书面指令 ▸ 能否接着下面那段讨论Bergman核函数计算的数学摘录，从它最后一句之后续写下去？

选定摘录 ▸
其中，N(Z, Z)是Ω的一般范数，χ(s)= $\prod\limits_{j=1}^r\left(s+1+(j-1) \frac{a}{2}\right)_{1+b+(r-j) a}$ ，这里a=dim V_ij (0 < i < j)，b=dim V_0i (0 < i) 是V的数字不变量，r是V的秩。

引理6 设Ω的亏格为g，Φ∈(Aut Ω)₀为Ω的全纯自同构群的单位分支，JΦ(Z)=det DΦ(Z)为Φ在Z∈Ω的复雅可比，则对任意Φ∈(Aut Ω)₀及模为1的复数α₁, α₂, …, α_m，由

${\mathit{\Psi}}\left(W_{1}, \cdots, W_{m}, Z\right)= \\ \;\;\;\;\;\; \quad\left(\alpha_{1} A\left(Z, Z_{0}\right)^{1 / p_{1}} W_{1}, \cdots, \alpha_{m} A\left(Z, Z_{0}\right)^{1 / p_{m}} W_{m}, {\mathit{\Phi}}(Z)\right)$

定义的映射Ψ: E(Ω; p₁, …, p_m)↦E(Ω; p₁, …, p_m)是E(Ω; p₁, …, p_m)=E(1, …, 1, Ω; p₁, …, p_m)的全纯自同构，其中A(Z, Z₀)=N(Z₀, Z₀)^1/2/N(Z, Z₀)，Z₀=Φ^－1(0)，可得

$\left|J {\mathit{\Psi}}\left(W_{1}, \cdots, W_{m}, Z_{0}\right)\right|^{2}=N\left(Z_{0}, Z_{0}\right)^{-\sum\nolimits_{i=1}^{m}{ }^{1 / p_{i}-g}}。$

类似文献[15]中引理3.1的证明方法，易证引理6成立，在此略。

2. 主要结论及其证明

考虑q₁=…=q_m=1，简记E(Ω; p₁, …, p_m)=E(1, …, 1, Ω; p₁, …, p_m)。以K_E表示E(Ω; p₁, …, p_m)的Bergman核函数，Φ∈(Aut Ω)₀是Ω的自同构映射，并将Z∈Ω映为0，记W₁^*=A(Z, Z)^1/p₁W₁, …, W_m^*=A(Z, Z)^1/p_mW_m。

根据Bergman核的变换法则及|JΨ(W₁, …, W_m, Z)|²= $N(Z, Z)^{-\sum_{i=1}^m 1 / p_i-g}$ ，有

$K_{E}\left(W_{1}, \cdots, W_{m}, Z\right)= \\ \;\;\;\;\;\; K_{E}\left(W_{1}^{*}, \cdots, W_{m}^{*}, 0\right) N(Z, Z)^{-\sum\nolimits_{i=1}^{m} 1_{p_{i}-g}},$

故K_E(W₁, …, W_m, Z)的确定转化为计算K_E(W₁^*, …, W_m^*, 0)。

所给数据 ▸
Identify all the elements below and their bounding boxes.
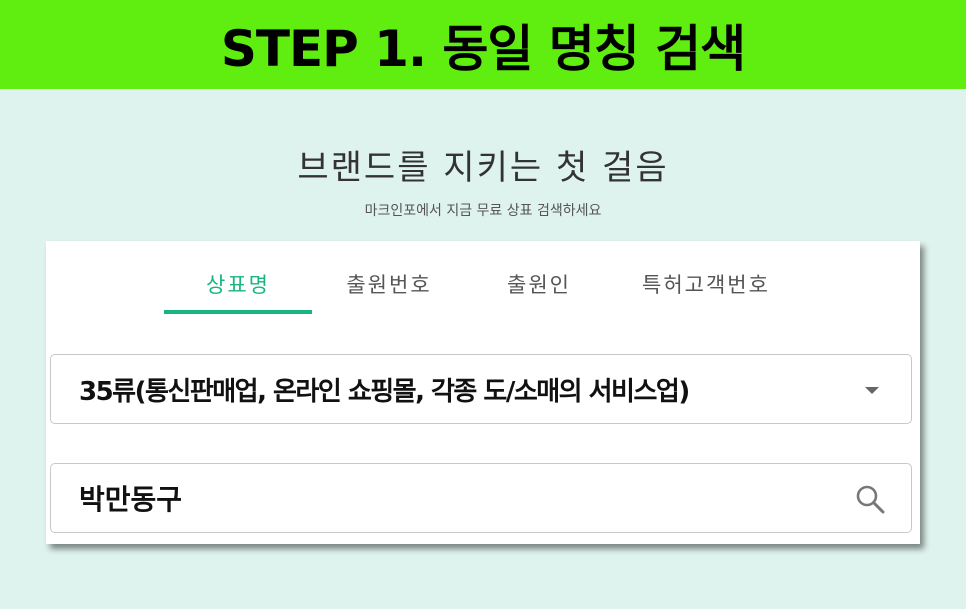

最终结果 ▸
E(Ω; p₁, …, p_m)显然是 $\mathbb{C}^{m+n}$ 中的semi-Reinhardt域，由引理1知，其上有完备正交系：

$\begin{gathered} \left\{W_{1}^{j_{1}} W_{2}^{j_{2}} \cdots W_{m}^{j_{m}} P_{l i}^{\left(j_{1}, \cdots, j_{m}\right)}(Z) ; j_{1}, \cdots, j_{m}, l \in \mathbb{N}\right., \\ \left.1 \leqslant i \leqslant m_{l}=\binom{n+l-1}{l}\right\}, \end{gathered}$

其中，P_li^{(j₁, …, j_m)}是l次多项式，l∈ $\mathbb{N}$ 。特别地，P_0i^{(j₁, …, j_m)}是常数多项式，a_{j₁, …, j_m}由下式定义^[11]：

$\begin{gathered} \left|a_{j_{1}, \cdots, j_{m}}\right|^{2} \int_{E\left({\mathit{\Omega}} ; p_{1}, \cdots, p_{m}\right)}\left|W_{1}^{j_{1}} W_{2}^{j_{2}} \cdots W_{m}^{j_{m}}\right|^{2} \omega_{1}\left(W_{1}\right) \wedge \cdots \wedge \\ \omega_{m}\left(W_{m}\right) \wedge \omega(Z)=1 。 \end{gathered}$

于是E(Ω; p₁, …, p_m)在(W₁^*, …, W_m^*, 0)的Bergman核为：

$K_{E}\left(W_{1}^{*}, \cdots, W_{m}^{*}, 0\right)=\sum\left|W_{1}^{* j_{1}} \cdots W_{m}^{* j_{m}} P_{l i}^{\left(j_{1}, \cdots, j_{m}\right)}(0)\right|^{2}= \\ \;\;\;\;\;\; \sum\left|a_{j_{1}, \cdots, j_{m}}\right|^{2}\left|W_{1}^{* j_{1}}\right|^{2} \cdots\left|W_{m}^{* j_{m}}\right|^{2} 。$

下面先给出一个引理。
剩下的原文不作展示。